#### 学習用テキスト
Linuxのバックアップを取るフリーツールはたくさん転がっていますし、バックアップの方法もいくつか存在します。
さくらVPNの場合、インストールにISOファイルが利用できることに着目し、「ディスクバックアップをISOファイルで出力→ISOファイルからリストア」が可能なフリーツールを選定しました。
ヒットした中で一番多かったのが、「ReaR」というツール。
「リラックス&レスキュー」の略語らしく、「リラックスしながらバックアップ&リストアができますよ~」っていうコンセプトで作られたツールのようです。
Ubuntuで導入している記事が見つからなく(圧倒的にCentOSが多かった)苦戦しましたが、これでいける!というやり方ができましたので、忘備録として残すことにした次第です。
一応Hyper-Vを用いてリストアテストも行い、問題がないことを確認済みです。
更に言うと、OSのアップデートを行っても問題がないことを確認済みです(2024.11.27記)。
リストアの注意点も別記事で紹介しています。

#### データ抜粋
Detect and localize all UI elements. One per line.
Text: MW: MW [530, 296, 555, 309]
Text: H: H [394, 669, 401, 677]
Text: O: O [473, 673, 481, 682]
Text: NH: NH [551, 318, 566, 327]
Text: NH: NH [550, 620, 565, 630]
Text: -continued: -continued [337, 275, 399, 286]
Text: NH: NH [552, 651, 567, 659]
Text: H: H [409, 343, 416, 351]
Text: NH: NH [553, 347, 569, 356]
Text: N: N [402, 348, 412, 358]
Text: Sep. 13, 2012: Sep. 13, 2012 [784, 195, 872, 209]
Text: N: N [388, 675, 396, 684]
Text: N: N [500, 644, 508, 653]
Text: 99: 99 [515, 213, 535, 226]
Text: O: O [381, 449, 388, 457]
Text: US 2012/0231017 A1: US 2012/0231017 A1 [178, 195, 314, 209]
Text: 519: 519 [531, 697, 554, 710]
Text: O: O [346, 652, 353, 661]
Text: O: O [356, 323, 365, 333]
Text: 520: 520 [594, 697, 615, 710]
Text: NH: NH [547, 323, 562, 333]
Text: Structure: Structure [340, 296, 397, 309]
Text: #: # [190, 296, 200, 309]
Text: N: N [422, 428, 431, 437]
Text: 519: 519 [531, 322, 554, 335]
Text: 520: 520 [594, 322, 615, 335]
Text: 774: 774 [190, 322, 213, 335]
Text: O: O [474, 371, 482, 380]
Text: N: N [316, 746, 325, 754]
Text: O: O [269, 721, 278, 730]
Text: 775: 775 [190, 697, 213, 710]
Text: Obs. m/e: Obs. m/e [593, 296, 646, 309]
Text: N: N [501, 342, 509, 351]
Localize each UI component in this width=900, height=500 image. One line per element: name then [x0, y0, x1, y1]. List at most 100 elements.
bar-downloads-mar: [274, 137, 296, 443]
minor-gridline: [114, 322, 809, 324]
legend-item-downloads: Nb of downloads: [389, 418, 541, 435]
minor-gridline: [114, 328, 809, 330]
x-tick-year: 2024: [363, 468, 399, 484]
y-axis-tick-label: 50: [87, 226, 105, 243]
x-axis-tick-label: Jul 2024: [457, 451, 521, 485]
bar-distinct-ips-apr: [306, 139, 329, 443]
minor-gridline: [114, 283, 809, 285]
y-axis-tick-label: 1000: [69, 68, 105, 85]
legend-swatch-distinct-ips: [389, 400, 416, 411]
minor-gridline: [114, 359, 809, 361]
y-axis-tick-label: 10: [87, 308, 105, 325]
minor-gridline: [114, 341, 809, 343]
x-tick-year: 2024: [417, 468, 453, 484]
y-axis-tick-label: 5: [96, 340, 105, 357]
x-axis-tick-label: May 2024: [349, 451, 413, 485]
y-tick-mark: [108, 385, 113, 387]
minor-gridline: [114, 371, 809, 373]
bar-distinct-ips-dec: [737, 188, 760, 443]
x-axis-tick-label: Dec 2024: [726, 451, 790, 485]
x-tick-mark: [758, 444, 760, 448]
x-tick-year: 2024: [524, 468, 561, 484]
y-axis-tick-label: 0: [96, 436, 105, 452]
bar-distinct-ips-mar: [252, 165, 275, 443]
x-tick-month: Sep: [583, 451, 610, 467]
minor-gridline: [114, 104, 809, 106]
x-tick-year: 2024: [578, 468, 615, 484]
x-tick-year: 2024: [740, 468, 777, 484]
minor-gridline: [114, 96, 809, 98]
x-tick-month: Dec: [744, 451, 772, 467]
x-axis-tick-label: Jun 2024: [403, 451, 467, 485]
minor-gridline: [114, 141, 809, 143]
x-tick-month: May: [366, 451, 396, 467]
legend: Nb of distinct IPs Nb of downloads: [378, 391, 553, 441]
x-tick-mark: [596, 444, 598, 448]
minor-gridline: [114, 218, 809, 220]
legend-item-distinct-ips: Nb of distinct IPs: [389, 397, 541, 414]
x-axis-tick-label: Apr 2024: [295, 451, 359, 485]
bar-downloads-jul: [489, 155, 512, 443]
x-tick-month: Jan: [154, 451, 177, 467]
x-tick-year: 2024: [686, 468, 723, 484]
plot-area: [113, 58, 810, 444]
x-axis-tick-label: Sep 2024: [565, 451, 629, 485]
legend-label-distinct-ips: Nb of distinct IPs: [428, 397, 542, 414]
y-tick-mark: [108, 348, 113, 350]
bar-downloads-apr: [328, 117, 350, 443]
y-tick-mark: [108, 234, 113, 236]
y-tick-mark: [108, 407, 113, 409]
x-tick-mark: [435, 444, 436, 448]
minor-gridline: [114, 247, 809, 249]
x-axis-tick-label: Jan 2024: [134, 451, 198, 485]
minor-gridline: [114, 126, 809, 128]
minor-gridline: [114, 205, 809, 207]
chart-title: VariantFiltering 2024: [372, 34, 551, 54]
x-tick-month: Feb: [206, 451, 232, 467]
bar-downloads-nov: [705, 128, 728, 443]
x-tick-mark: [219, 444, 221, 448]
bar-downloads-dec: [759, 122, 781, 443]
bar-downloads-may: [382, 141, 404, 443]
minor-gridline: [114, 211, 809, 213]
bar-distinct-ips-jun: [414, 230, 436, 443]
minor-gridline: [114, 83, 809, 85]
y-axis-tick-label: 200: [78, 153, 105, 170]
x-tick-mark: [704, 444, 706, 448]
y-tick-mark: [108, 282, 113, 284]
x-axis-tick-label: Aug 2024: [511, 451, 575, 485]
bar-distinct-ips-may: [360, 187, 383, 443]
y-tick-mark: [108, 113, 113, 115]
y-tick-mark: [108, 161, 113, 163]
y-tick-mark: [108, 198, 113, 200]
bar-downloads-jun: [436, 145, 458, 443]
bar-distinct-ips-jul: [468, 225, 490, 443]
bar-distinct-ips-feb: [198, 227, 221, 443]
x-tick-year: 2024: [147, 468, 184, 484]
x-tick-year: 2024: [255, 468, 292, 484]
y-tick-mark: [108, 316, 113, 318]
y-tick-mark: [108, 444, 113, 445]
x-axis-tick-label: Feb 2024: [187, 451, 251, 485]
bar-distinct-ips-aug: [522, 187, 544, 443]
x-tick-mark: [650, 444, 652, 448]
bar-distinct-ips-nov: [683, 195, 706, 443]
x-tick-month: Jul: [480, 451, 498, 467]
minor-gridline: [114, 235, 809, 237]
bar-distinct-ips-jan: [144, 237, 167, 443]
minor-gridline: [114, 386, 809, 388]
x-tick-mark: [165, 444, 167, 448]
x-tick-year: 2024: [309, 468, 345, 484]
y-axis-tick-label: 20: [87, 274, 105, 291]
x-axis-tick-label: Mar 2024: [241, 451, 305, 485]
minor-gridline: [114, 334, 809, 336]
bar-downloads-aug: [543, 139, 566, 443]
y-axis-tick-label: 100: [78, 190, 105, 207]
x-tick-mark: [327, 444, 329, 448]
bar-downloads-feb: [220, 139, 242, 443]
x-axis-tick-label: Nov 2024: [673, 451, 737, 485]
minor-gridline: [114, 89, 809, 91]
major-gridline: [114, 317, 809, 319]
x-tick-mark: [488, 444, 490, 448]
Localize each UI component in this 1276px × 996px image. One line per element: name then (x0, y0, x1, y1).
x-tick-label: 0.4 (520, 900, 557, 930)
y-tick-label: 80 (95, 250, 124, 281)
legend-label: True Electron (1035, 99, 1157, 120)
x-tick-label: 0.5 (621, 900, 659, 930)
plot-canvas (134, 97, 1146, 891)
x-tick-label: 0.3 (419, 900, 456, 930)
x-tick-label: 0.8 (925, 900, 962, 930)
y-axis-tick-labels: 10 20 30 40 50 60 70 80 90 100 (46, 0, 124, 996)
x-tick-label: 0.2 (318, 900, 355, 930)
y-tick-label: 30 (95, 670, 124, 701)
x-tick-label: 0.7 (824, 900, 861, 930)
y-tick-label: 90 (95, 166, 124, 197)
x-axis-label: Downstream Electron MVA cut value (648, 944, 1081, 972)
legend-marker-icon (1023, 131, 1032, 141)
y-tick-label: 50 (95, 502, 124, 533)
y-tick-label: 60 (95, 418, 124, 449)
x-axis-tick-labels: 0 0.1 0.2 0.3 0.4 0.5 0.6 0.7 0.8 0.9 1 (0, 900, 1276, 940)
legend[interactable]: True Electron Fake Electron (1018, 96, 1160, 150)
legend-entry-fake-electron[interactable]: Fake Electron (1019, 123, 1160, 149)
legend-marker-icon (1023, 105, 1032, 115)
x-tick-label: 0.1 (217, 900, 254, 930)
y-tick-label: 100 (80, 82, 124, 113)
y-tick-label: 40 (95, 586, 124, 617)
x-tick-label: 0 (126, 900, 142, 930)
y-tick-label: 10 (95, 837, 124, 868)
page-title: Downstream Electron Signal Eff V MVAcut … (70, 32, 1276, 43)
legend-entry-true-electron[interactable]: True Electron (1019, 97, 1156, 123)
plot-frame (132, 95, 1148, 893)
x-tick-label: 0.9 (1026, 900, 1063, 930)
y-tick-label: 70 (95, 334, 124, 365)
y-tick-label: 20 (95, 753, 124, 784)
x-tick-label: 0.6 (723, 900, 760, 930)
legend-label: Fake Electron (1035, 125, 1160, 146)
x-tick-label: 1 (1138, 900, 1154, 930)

#### 課題の内容
• 1. 学習用テキストのうち「さくらVPNの場合」で始まる段落を、要点を保ったまま短く書き直してもらえますか。
• 2. ReaRによるLinuxのバックアップを扱った学習用テキストについて、最後の文の後から続きを書いてもらえますか。

#### 課題ごとの解答
• 1. さくらVPNではインストールにISOファイルを使えるので、ディスクバックアップをISOファイルで出力し、そのISOファイルからリストアできるフリーツールを選んだ。

• 2.
※中級者向け
0.実行環境
■実行環境
・さくらVPN(メモリ:2GB、CPU:3コア、SSD:200GB)
※メモリが2GB以上ないと、レストアの際にメモリ関連のエラーで起動しません
・LinuxOS:Ubuntu18.04、20.04
・Apache:2.4
・MySQL:5.7
・PHP:7.2
1.インストール方法
シンプルに管理者権限でapt-getでパッケージを入手するだけです。
sudo apt install rear
簡単。
バックアップ作成の際、コンフィグファイル保存ディレクトリ、一時出力ディレクトリ、生成ディレクトリについて、ディレクトリに権限が無いとエラーになるため、権限を開放しておくのがポイントです。
ディレクトリ権限については、行程3参照のこと。
2.コンフィグファイルの修正
「出力形式」と「出力先」の指定をコンフィグファイルに設定できます。
コンフィグファイルは以下の場所に格納されていますので、管理者権限でテキストエディタを起動し、修正を行います。
sudo gedit /etc/rear/local.conf
最初は何の設定も記載されていないため、新たにコンフィグデータを記載していく流れになります。
今回は、「ISOファイル」で「backup」フォルダに出力したいので、次のように記載しました。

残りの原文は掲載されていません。